**DO THIS**
Without the pictures, write out all the lines below exactly as they appear.
##### PROVIDED MATERIAL
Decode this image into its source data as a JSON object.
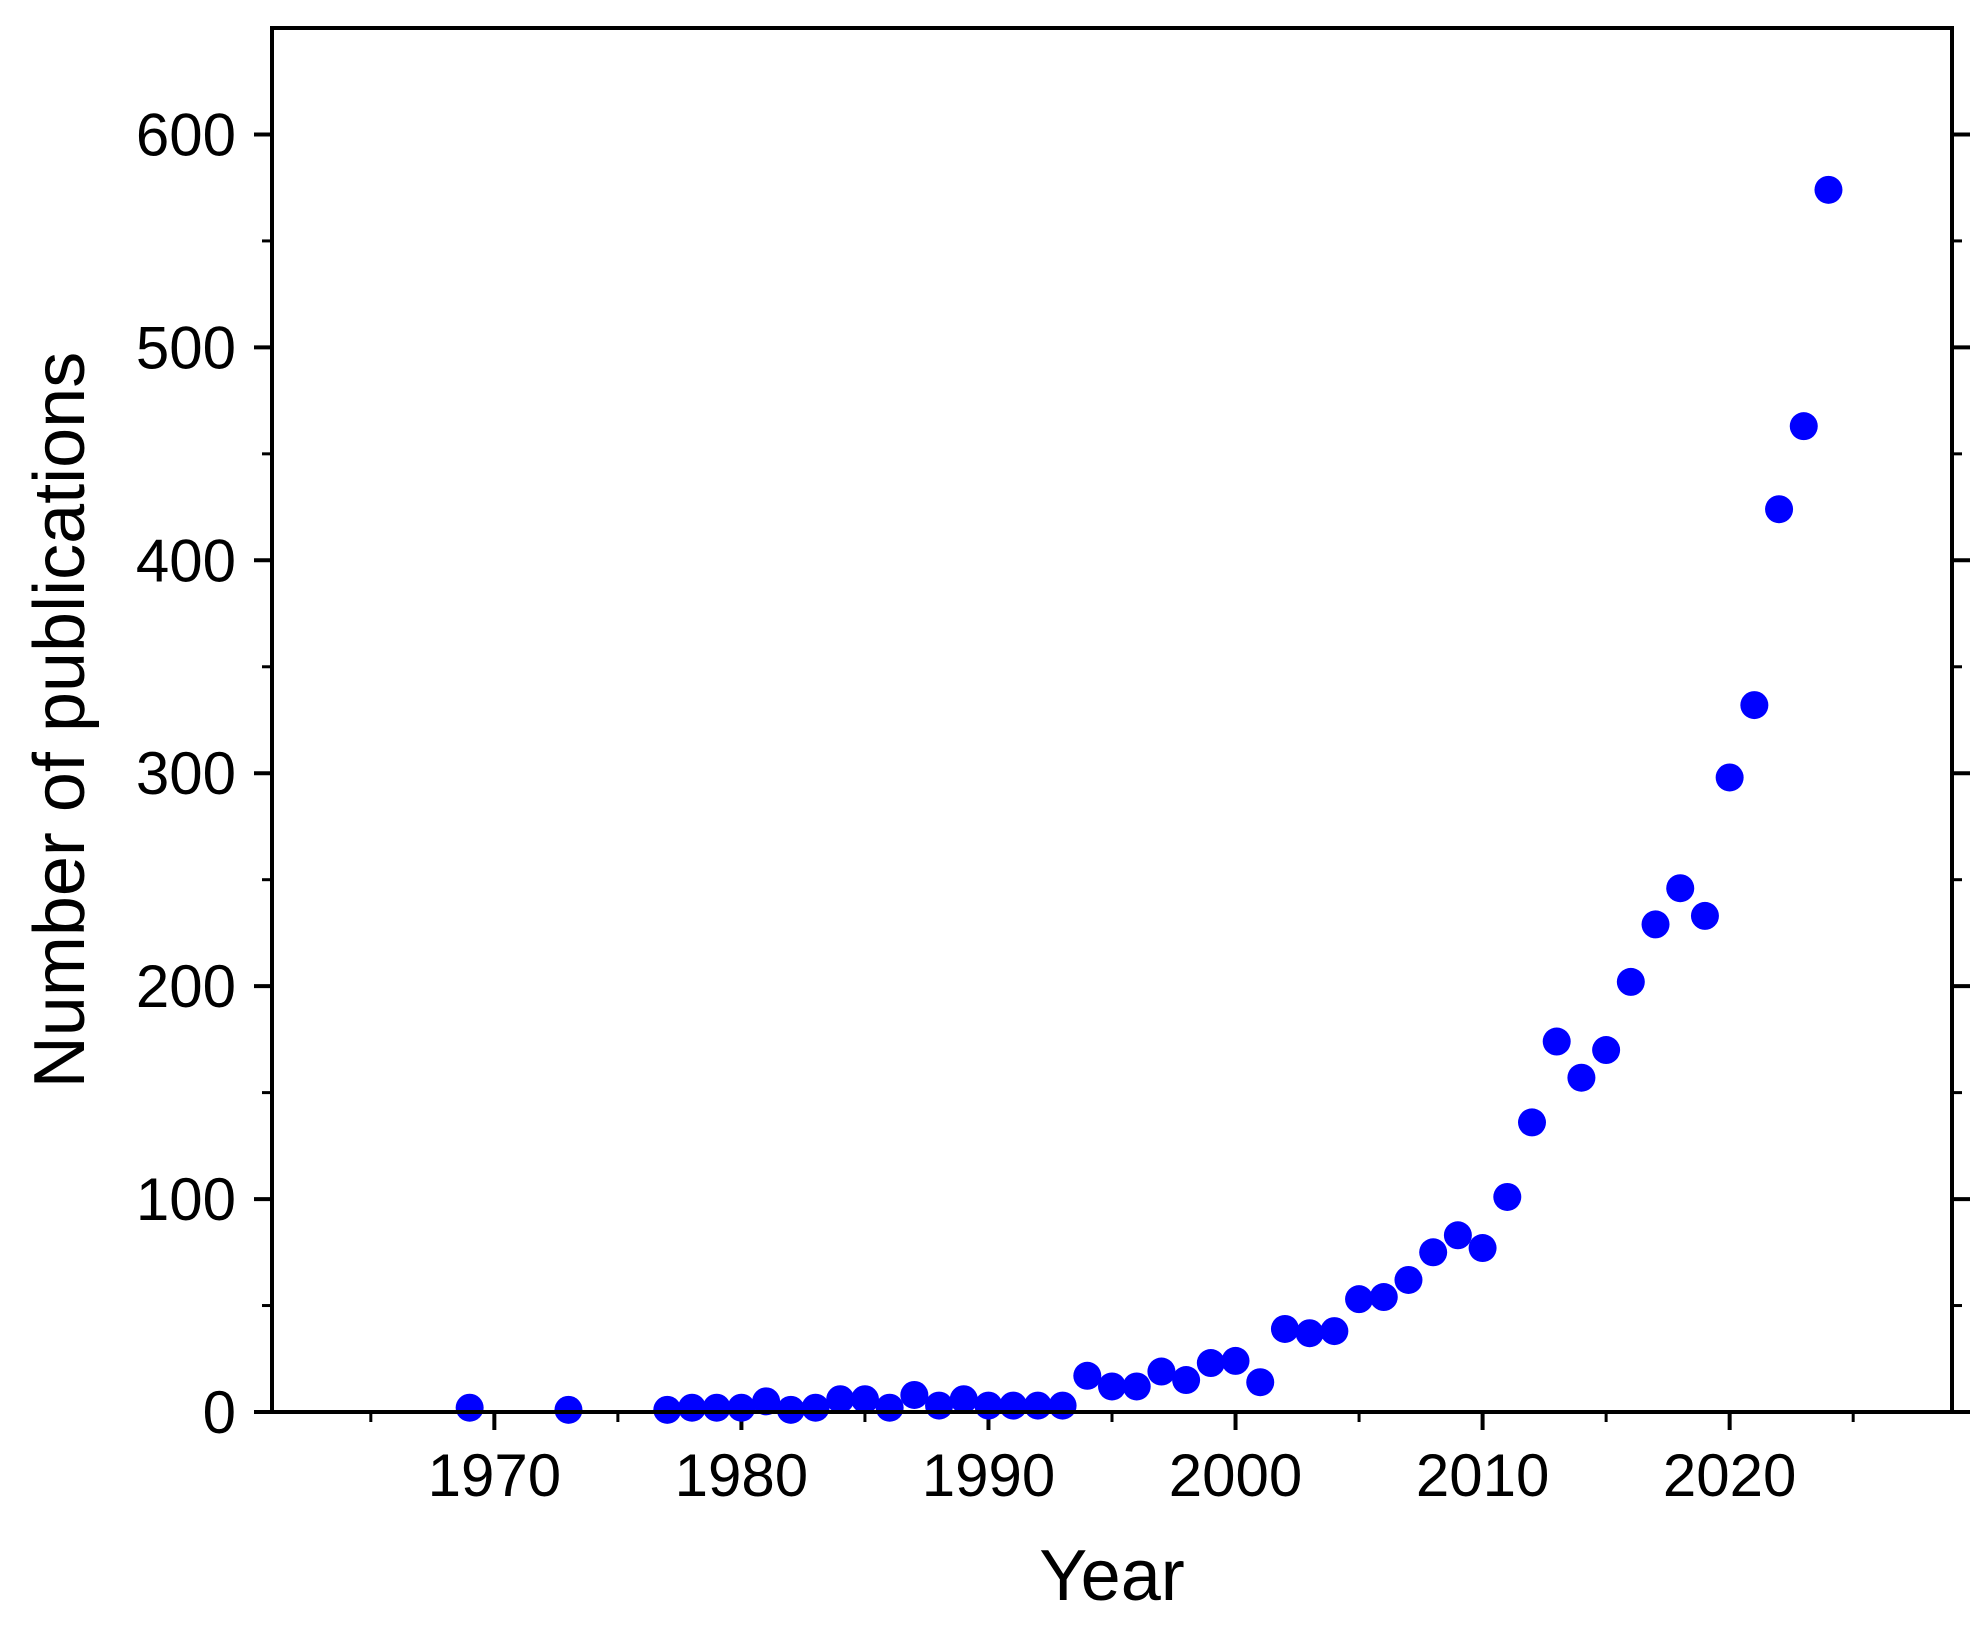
{
  "chart_data": {
    "type": "scatter",
    "xlabel": "Year",
    "ylabel": "Number of publications",
    "xlim": [
      1961,
      2029
    ],
    "ylim": [
      0,
      650
    ],
    "x_ticks": [
      1970,
      1980,
      1990,
      2000,
      2010,
      2020
    ],
    "x_minor_ticks": [
      1965,
      1975,
      1985,
      1995,
      2005,
      2015,
      2025
    ],
    "y_ticks": [
      0,
      100,
      200,
      300,
      400,
      500,
      600
    ],
    "y_minor_ticks": [
      50,
      150,
      250,
      350,
      450,
      550
    ],
    "grid": false,
    "marker_color": "#0000ff",
    "series": [
      {
        "x": [
          1969,
          1973,
          1977,
          1978,
          1979,
          1980,
          1981,
          1982,
          1983,
          1984,
          1985,
          1986,
          1987,
          1988,
          1989,
          1990,
          1991,
          1992,
          1993,
          1994,
          1995,
          1996,
          1997,
          1998,
          1999,
          2000,
          2001,
          2002,
          2003,
          2004,
          2005,
          2006,
          2007,
          2008,
          2009,
          2010,
          2011,
          2012,
          2013,
          2014,
          2015,
          2016,
          2017,
          2018,
          2019,
          2020,
          2021,
          2022,
          2023,
          2024
        ],
        "y": [
          2,
          1,
          1,
          2,
          2,
          2,
          5,
          1,
          2,
          6,
          6,
          2,
          8,
          3,
          6,
          3,
          3,
          3,
          3,
          17,
          12,
          12,
          19,
          15,
          23,
          24,
          14,
          39,
          37,
          38,
          53,
          54,
          62,
          75,
          83,
          77,
          101,
          136,
          174,
          157,
          170,
          202,
          229,
          246,
          233,
          298,
          332,
          424,
          463,
          574
        ]
      }
    ]
  }
}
##########
**SOLUTION TO THE PROBLEM**
Decode this image into its source data as a JSON object.
{
  "chart_data": {
    "type": "scatter",
    "xlabel": "Year",
    "ylabel": "Number of publications",
    "xlim": [
      1961,
      2029
    ],
    "ylim": [
      0,
      650
    ],
    "x_ticks": [
      1970,
      1980,
      1990,
      2000,
      2010,
      2020
    ],
    "x_minor_ticks": [
      1965,
      1975,
      1985,
      1995,
      2005,
      2015,
      2025
    ],
    "y_ticks": [
      0,
      100,
      200,
      300,
      400,
      500,
      600
    ],
    "y_minor_ticks": [
      50,
      150,
      250,
      350,
      450,
      550
    ],
    "grid": false,
    "marker_color": "#0000ff",
    "series": [
      {
        "x": [
          1969,
          1973,
          1977,
          1978,
          1979,
          1980,
          1981,
          1982,
          1983,
          1984,
          1985,
          1986,
          1987,
          1988,
          1989,
          1990,
          1991,
          1992,
          1993,
          1994,
          1995,
          1996,
          1997,
          1998,
          1999,
          2000,
          2001,
          2002,
          2003,
          2004,
          2005,
          2006,
          2007,
          2008,
          2009,
          2010,
          2011,
          2012,
          2013,
          2014,
          2015,
          2016,
          2017,
          2018,
          2019,
          2020,
          2021,
          2022,
          2023,
          2024
        ],
        "y": [
          2,
          1,
          1,
          2,
          2,
          2,
          5,
          1,
          2,
          6,
          6,
          2,
          8,
          3,
          6,
          3,
          3,
          3,
          3,
          17,
          12,
          12,
          19,
          15,
          23,
          24,
          14,
          39,
          37,
          38,
          53,
          54,
          62,
          75,
          83,
          77,
          101,
          136,
          174,
          157,
          170,
          202,
          229,
          246,
          233,
          298,
          332,
          424,
          463,
          574
        ]
      }
    ]
  }
}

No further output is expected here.